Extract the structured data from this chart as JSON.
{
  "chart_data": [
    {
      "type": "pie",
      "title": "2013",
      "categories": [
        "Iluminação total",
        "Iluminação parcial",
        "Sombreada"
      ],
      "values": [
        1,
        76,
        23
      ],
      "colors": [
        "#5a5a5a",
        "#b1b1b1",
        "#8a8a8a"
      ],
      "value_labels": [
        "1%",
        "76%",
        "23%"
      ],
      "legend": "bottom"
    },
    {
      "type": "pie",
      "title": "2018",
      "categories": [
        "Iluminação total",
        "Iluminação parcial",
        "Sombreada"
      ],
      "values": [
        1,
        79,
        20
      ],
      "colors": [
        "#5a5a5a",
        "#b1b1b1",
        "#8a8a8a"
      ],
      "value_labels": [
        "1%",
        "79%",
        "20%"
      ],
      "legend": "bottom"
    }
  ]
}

++++

Your task is to extract all of the records exactly.

#### [The result]
Extract the structured data from this chart as JSON.
{
  "chart_data": [
    {
      "type": "pie",
      "title": "2013",
      "categories": [
        "Iluminação total",
        "Iluminação parcial",
        "Sombreada"
      ],
      "values": [
        1,
        76,
        23
      ],
      "colors": [
        "#5a5a5a",
        "#b1b1b1",
        "#8a8a8a"
      ],
      "value_labels": [
        "1%",
        "76%",
        "23%"
      ],
      "legend": "bottom"
    },
    {
      "type": "pie",
      "title": "2018",
      "categories": [
        "Iluminação total",
        "Iluminação parcial",
        "Sombreada"
      ],
      "values": [
        1,
        79,
        20
      ],
      "colors": [
        "#5a5a5a",
        "#b1b1b1",
        "#8a8a8a"
      ],
      "value_labels": [
        "1%",
        "79%",
        "20%"
      ],
      "legend": "bottom"
    }
  ]
}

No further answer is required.